===== Records shown

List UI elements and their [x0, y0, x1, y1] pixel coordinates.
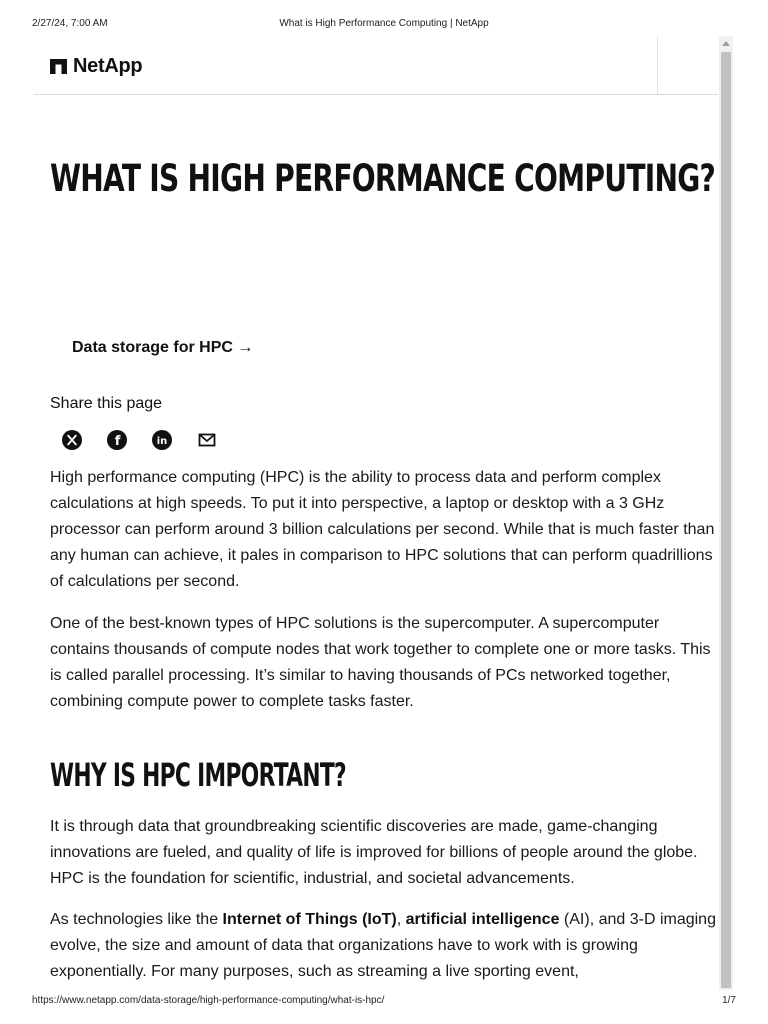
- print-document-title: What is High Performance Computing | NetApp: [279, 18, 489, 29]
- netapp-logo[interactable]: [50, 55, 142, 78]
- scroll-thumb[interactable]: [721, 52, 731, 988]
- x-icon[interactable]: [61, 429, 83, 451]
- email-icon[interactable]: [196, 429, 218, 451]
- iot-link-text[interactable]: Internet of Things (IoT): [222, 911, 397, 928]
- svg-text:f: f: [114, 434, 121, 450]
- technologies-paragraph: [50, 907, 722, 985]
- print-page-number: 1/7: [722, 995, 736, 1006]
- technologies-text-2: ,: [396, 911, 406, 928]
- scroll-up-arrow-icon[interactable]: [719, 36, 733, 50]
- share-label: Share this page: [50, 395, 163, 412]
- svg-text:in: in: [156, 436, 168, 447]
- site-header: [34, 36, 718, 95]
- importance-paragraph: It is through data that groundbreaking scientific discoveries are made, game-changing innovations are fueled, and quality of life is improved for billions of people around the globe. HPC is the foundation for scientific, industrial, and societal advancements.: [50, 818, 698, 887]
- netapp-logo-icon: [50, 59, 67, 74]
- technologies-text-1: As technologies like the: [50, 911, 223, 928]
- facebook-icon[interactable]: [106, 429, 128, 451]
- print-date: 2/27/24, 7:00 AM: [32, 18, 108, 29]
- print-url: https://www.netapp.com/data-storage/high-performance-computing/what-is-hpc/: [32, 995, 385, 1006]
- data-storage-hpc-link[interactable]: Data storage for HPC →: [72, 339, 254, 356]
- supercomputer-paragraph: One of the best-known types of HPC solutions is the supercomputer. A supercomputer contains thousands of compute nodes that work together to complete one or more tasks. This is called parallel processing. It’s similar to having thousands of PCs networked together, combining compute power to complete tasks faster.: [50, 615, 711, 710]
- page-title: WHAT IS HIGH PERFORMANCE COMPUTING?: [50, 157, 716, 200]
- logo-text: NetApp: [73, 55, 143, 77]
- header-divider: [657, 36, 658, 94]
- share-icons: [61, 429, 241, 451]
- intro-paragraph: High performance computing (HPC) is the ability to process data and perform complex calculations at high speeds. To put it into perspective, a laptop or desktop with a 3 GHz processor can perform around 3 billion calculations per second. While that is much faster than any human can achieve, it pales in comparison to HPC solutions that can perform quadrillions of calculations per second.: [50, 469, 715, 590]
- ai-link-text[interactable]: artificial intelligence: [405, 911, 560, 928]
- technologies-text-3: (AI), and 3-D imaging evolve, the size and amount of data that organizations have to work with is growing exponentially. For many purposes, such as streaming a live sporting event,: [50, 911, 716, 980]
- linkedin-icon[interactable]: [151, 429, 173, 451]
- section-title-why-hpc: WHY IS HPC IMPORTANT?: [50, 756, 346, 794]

==========
===== Records shown

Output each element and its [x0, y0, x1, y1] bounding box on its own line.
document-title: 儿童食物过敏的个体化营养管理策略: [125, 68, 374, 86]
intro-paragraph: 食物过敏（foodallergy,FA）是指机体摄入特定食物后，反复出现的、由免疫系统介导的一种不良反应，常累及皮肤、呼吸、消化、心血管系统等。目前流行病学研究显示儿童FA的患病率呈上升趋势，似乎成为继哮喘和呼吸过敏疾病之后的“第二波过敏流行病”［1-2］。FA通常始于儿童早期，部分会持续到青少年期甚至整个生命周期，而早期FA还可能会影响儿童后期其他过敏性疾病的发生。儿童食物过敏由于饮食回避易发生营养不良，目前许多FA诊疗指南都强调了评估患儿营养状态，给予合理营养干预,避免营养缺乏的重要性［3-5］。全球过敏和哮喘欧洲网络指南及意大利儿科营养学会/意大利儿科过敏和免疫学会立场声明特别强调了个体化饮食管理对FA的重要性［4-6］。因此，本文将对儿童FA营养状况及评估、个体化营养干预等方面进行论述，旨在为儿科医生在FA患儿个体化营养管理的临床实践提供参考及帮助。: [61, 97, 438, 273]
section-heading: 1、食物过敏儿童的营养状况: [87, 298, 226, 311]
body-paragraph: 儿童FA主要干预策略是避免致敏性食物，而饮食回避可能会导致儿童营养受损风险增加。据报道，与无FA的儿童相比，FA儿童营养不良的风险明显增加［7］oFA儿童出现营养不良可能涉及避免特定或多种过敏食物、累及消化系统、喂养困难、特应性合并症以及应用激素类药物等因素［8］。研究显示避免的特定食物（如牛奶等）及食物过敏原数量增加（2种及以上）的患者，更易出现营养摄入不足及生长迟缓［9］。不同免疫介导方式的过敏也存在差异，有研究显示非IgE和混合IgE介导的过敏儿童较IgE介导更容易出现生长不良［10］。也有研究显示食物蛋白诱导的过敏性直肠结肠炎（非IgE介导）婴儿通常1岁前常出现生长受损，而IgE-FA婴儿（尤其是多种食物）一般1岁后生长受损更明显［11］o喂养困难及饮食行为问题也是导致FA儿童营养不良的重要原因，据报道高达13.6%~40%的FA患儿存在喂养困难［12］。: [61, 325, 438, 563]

==========

> [Requirements]:
Convert the stretch from the line containing "Output each element" through the line containing "325, 438, 563]" into a JSON list of strings, one string per line, leaving out blank lines.

> [Task output]:
[
  "Output each element and its [x0, y0, x1, y1] bounding box on its own line.",
  "document-title: 儿童食物过敏的个体化营养管理策略: [125, 68, 374, 86]",
  "intro-paragraph: 食物过敏（foodallergy,FA）是指机体摄入特定食物后，反复出现的、由免疫系统介导的一种不良反应，常累及皮肤、呼吸、消化、心血管系统等。目前流行病学研究显示儿童FA的患病率呈上升趋势，似乎成为继哮喘和呼吸过敏疾病之后的“第二波过敏流行病”［1-2］。FA通常始于儿童早期，部分会持续到青少年期甚至整个生命周期，而早期FA还可能会影响儿童后期其他过敏性疾病的发生。儿童食物过敏由于饮食回避易发生营养不良，目前许多FA诊疗指南都强调了评估患儿营养状态，给予合理营养干预,避免营养缺乏的重要性［3-5］。全球过敏和哮喘欧洲网络指南及意大利儿科营养学会/意大利儿科过敏和免疫学会立场声明特别强调了个体化饮食管理对FA的重要性［4-6］。因此，本文将对儿童FA营养状况及评估、个体化营养干预等方面进行论述，旨在为儿科医生在FA患儿个体化营养管理的临床实践提供参考及帮助。: [61, 97, 438, 273]",
  "section-heading: 1、食物过敏儿童的营养状况: [87, 298, 226, 311]",
  "body-paragraph: 儿童FA主要干预策略是避免致敏性食物，而饮食回避可能会导致儿童营养受损风险增加。据报道，与无FA的儿童相比，FA儿童营养不良的风险明显增加［7］oFA儿童出现营养不良可能涉及避免特定或多种过敏食物、累及消化系统、喂养困难、特应性合并症以及应用激素类药物等因素［8］。研究显示避免的特定食物（如牛奶等）及食物过敏原数量增加（2种及以上）的患者，更易出现营养摄入不足及生长迟缓［9］。不同免疫介导方式的过敏也存在差异，有研究显示非IgE和混合IgE介导的过敏儿童较IgE介导更容易出现生长不良［10］。也有研究显示食物蛋白诱导的过敏性直肠结肠炎（非IgE介导）婴儿通常1岁前常出现生长受损，而IgE-FA婴儿（尤其是多种食物）一般1岁后生长受损更明显［11］o喂养困难及饮食行为问题也是导致FA儿童营养不良的重要原因，据报道高达13.6%~40%的FA患儿存在喂养困难［12］。: [61, 325, 438, 563]"
]